**Your instructions**
Count lines with the string "values" in them. State the number alone.

------ Excerpted data ------

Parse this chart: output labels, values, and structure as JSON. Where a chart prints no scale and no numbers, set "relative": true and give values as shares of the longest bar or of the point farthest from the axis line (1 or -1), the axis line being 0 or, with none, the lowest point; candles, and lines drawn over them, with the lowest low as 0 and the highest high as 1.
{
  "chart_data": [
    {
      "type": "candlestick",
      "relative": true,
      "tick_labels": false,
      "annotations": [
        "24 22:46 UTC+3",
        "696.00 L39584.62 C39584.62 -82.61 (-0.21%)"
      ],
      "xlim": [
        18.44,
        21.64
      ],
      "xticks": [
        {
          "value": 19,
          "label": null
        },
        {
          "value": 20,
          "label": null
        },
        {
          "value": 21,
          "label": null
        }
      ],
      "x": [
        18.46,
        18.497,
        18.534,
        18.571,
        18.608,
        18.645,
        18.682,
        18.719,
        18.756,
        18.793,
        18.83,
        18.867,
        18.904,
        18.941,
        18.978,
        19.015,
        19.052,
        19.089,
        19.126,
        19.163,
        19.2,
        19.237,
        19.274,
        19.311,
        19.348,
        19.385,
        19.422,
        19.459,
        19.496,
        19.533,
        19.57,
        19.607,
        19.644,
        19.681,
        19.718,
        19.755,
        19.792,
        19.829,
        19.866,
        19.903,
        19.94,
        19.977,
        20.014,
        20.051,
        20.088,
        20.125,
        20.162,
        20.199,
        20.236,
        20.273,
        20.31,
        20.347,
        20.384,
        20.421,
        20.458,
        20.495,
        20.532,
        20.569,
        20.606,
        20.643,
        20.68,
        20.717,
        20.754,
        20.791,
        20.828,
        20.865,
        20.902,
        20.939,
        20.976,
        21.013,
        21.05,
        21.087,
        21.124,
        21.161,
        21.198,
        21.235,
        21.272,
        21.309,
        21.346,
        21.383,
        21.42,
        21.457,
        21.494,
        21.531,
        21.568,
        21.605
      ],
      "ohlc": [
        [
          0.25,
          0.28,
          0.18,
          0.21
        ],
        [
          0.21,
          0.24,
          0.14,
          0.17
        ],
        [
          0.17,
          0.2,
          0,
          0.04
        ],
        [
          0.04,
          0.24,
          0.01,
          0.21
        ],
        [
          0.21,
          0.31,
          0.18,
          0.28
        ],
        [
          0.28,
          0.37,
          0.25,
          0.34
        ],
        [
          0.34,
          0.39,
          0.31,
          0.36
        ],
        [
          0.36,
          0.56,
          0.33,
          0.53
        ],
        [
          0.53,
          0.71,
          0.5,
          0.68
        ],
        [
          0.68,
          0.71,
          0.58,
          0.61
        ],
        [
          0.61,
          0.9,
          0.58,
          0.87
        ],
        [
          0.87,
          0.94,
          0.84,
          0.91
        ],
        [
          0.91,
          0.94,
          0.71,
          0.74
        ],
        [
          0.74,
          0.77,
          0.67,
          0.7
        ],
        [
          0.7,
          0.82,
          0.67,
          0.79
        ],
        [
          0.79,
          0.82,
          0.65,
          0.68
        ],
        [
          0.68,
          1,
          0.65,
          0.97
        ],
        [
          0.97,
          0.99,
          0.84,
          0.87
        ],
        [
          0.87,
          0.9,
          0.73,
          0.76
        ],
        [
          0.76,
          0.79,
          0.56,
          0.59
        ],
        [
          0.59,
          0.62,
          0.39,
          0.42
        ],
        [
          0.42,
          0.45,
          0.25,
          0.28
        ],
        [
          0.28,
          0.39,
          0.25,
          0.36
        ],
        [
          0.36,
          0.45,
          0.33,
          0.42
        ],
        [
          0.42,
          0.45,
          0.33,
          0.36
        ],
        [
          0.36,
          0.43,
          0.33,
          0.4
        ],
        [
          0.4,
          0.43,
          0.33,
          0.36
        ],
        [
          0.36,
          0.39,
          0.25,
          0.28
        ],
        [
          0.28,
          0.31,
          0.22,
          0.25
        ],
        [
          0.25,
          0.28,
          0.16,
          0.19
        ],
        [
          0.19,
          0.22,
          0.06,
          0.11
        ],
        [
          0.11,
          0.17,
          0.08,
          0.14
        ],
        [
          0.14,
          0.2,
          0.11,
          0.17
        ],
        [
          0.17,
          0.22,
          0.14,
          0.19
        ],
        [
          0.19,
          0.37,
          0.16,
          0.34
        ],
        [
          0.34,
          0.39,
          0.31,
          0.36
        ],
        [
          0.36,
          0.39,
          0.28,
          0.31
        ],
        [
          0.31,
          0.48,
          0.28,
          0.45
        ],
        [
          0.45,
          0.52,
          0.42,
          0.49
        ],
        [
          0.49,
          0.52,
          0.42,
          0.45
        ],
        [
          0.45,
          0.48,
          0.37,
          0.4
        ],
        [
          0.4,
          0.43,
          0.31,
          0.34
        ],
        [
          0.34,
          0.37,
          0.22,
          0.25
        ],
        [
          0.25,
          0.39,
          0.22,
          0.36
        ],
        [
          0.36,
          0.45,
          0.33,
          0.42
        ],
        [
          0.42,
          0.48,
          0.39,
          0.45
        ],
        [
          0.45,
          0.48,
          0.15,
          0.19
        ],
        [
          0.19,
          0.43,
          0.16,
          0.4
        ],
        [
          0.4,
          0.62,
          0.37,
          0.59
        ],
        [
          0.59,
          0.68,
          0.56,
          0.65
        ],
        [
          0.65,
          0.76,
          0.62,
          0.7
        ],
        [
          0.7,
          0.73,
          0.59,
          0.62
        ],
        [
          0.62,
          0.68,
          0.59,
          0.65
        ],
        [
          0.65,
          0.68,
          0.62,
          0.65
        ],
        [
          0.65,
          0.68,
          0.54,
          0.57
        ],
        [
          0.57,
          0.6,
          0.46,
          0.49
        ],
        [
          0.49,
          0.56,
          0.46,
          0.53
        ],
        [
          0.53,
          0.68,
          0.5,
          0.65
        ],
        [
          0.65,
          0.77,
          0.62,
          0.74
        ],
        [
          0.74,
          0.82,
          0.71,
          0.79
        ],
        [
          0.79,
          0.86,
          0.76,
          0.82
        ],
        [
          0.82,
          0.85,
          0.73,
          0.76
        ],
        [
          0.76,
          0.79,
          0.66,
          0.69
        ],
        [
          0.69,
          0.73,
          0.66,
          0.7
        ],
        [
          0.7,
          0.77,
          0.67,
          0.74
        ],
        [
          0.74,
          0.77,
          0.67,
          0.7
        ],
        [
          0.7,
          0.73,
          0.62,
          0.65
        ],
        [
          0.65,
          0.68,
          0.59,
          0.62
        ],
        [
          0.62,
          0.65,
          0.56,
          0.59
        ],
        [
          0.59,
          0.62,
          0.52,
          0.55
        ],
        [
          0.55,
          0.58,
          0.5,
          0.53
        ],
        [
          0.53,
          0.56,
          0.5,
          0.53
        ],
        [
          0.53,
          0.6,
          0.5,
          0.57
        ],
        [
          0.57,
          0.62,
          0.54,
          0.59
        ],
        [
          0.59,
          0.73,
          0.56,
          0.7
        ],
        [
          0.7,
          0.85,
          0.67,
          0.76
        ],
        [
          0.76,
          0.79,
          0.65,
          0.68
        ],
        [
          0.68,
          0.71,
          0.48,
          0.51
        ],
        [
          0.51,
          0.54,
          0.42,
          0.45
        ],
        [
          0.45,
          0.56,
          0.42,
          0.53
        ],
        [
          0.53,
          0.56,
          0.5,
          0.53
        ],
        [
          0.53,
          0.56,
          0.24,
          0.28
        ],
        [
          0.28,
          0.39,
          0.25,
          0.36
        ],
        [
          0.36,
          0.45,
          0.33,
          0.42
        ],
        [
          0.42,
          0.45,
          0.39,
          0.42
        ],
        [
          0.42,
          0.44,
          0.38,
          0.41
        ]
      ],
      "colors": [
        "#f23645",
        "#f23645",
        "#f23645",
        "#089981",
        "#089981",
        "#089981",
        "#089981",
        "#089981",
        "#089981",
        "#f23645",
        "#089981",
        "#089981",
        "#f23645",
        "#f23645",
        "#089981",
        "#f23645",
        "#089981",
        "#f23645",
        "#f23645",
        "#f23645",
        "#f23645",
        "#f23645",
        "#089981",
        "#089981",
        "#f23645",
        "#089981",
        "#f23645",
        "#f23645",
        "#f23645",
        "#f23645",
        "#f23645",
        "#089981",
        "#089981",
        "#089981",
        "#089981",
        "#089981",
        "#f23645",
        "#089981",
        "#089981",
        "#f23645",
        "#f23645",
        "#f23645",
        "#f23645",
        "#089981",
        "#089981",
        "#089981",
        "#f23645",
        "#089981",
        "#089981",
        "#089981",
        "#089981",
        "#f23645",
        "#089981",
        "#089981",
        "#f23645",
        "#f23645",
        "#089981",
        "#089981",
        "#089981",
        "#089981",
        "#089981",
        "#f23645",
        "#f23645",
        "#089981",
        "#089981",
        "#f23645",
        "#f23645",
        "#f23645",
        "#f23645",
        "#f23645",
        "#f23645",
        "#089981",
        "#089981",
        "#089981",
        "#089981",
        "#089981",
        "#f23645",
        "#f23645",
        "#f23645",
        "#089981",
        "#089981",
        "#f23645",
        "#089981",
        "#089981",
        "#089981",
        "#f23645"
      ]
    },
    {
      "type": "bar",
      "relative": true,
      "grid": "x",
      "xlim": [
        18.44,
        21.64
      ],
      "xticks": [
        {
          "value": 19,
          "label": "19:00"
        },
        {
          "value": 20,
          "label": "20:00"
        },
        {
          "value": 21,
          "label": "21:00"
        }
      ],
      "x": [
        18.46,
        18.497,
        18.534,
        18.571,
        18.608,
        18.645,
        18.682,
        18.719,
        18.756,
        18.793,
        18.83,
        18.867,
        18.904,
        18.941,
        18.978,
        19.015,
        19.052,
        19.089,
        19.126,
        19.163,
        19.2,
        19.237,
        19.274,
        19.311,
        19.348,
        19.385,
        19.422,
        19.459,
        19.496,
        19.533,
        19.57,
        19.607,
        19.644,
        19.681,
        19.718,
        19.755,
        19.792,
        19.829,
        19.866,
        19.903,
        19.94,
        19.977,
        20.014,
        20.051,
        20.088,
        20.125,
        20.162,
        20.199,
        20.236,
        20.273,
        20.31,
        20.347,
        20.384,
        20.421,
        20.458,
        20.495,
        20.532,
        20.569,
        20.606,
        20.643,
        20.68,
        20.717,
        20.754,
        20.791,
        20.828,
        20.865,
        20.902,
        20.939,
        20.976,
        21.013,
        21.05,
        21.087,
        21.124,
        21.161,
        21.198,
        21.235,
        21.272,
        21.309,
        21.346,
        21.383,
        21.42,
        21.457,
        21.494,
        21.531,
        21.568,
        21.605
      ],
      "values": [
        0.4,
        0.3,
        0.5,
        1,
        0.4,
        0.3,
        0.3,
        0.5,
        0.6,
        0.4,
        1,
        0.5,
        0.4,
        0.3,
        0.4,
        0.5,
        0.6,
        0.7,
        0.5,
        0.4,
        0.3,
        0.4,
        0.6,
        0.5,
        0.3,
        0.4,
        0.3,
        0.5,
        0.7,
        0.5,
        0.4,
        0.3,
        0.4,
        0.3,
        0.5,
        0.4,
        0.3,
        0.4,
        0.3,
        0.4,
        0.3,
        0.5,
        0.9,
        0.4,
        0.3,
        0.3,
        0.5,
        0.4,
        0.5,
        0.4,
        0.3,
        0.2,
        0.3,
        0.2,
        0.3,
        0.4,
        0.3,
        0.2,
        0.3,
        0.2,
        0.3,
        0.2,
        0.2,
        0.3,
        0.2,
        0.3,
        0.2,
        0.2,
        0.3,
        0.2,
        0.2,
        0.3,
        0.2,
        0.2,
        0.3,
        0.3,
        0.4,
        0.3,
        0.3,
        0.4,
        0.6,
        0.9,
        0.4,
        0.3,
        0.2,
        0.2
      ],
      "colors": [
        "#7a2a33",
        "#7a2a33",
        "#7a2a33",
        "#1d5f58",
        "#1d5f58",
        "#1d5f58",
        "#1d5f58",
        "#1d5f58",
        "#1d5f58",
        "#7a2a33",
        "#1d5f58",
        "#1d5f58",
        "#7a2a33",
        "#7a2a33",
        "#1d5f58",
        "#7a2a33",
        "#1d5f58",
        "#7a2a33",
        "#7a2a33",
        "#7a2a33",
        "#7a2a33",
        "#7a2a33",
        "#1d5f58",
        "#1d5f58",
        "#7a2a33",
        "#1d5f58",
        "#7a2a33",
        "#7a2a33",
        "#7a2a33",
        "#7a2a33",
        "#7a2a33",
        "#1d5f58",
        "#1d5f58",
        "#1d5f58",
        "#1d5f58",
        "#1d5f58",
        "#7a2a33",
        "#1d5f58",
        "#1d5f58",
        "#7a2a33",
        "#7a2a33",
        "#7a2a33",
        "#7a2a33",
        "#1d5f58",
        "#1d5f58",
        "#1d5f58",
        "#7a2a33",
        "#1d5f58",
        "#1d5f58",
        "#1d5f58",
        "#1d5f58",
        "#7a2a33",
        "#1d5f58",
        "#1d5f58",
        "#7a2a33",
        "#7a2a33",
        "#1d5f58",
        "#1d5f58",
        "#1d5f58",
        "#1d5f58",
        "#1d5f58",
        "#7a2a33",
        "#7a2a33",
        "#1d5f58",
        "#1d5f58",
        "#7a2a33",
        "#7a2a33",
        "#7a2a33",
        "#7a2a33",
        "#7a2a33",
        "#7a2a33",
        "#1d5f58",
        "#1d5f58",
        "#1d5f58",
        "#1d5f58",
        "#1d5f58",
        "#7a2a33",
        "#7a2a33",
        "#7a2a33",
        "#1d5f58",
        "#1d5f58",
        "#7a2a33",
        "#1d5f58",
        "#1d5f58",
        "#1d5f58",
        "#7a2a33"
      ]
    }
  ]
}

------

**Response**
2